Exercise prompt -
Tally the lines containing the word "family", and report the tally alone.

[START Supplied data]

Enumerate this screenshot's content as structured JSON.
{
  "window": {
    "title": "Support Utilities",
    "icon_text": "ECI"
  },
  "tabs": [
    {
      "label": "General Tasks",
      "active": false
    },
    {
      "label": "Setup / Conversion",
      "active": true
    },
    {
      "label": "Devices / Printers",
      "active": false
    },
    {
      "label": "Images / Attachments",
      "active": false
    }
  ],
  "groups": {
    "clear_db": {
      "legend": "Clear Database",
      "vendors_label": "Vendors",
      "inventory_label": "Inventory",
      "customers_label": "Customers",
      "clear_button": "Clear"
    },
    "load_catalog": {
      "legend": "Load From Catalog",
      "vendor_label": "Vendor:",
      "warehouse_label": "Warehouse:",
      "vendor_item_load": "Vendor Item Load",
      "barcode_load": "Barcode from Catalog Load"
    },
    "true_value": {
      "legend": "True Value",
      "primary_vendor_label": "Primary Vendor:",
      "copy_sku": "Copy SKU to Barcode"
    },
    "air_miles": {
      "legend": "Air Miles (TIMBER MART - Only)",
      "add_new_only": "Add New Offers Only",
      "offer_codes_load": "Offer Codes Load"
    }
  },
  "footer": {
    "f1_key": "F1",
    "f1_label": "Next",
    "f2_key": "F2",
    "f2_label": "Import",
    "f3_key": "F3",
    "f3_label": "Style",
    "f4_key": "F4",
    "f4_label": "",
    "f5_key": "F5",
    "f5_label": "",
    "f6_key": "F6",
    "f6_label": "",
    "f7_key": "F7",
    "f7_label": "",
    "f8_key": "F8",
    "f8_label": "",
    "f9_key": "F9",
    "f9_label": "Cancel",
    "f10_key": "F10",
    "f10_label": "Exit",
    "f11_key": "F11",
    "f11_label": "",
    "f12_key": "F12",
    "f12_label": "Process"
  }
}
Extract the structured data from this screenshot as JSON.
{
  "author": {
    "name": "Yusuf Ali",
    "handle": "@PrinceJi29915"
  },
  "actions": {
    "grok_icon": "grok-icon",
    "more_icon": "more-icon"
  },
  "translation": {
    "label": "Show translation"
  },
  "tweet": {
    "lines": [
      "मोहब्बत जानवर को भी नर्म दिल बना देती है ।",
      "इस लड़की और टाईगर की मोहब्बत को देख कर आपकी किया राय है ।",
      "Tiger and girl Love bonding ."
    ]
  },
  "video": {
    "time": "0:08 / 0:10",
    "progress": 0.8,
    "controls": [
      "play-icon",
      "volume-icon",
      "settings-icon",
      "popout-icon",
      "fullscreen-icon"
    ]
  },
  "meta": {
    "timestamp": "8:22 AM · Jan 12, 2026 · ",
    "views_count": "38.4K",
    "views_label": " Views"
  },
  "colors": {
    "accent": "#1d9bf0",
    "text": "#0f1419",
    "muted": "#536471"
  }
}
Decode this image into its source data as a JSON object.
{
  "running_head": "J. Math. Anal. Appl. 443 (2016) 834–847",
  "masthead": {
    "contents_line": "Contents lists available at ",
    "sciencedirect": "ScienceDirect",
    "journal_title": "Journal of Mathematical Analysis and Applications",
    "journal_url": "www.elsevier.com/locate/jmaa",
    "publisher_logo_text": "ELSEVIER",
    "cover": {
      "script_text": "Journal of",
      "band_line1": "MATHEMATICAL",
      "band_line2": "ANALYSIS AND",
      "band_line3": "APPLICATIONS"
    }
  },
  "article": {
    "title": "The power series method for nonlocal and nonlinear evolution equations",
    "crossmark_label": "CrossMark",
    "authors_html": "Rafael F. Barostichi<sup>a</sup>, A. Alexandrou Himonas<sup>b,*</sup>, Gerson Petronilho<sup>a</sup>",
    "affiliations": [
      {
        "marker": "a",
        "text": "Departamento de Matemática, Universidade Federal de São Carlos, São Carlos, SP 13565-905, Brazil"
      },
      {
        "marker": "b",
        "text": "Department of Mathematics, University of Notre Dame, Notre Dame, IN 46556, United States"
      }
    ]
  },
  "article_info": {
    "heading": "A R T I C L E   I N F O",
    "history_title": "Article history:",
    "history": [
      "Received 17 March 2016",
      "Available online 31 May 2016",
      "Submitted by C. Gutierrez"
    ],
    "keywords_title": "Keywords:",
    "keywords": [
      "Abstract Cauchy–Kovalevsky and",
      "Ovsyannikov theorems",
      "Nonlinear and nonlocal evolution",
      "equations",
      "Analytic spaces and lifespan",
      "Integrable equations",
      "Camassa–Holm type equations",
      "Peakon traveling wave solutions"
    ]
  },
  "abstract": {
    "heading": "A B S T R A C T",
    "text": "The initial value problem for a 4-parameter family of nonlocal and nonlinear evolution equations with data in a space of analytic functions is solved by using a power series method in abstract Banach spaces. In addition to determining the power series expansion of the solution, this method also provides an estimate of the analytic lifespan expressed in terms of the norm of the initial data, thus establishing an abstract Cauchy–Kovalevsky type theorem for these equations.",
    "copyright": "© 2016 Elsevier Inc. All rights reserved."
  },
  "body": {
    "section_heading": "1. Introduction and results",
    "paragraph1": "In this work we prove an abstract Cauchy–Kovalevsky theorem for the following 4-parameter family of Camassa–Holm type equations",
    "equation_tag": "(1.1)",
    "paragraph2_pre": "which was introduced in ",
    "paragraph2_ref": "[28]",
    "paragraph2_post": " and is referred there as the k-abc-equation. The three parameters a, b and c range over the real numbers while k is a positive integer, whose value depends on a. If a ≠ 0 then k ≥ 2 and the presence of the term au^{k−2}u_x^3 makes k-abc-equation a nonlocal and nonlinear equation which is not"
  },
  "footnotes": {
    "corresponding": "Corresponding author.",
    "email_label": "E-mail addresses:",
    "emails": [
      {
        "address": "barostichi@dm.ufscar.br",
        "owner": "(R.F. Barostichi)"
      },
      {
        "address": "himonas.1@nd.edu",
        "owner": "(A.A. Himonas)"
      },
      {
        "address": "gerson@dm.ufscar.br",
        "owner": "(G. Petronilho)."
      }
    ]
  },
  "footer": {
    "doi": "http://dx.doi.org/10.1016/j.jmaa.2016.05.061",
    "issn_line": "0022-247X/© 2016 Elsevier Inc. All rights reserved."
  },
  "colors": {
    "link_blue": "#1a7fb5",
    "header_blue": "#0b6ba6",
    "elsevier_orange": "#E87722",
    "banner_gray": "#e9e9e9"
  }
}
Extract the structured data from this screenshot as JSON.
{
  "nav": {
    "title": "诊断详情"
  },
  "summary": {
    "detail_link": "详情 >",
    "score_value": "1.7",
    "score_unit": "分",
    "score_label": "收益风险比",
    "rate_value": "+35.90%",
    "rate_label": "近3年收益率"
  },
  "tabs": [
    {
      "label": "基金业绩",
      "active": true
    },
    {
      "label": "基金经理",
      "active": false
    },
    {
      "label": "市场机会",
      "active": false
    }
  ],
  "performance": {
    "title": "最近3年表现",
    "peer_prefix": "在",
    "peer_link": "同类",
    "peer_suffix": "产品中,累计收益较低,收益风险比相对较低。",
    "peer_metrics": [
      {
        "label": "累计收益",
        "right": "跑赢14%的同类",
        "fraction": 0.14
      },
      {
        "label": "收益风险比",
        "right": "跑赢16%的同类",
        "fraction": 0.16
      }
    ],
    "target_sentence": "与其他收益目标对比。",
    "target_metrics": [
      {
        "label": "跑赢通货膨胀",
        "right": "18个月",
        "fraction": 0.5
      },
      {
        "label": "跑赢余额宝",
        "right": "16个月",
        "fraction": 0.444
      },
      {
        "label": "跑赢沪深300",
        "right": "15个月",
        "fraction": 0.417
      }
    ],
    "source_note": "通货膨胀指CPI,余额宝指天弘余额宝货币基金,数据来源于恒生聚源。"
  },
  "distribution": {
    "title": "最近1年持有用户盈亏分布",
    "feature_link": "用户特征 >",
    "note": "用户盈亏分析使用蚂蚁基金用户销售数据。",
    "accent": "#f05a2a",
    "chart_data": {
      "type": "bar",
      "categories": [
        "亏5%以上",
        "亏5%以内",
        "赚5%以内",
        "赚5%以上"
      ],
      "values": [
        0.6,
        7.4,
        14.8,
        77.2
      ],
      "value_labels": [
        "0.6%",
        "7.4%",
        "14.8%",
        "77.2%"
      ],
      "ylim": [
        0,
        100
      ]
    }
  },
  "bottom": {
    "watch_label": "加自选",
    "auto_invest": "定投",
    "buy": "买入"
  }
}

[END Supplied data]

Solution -
2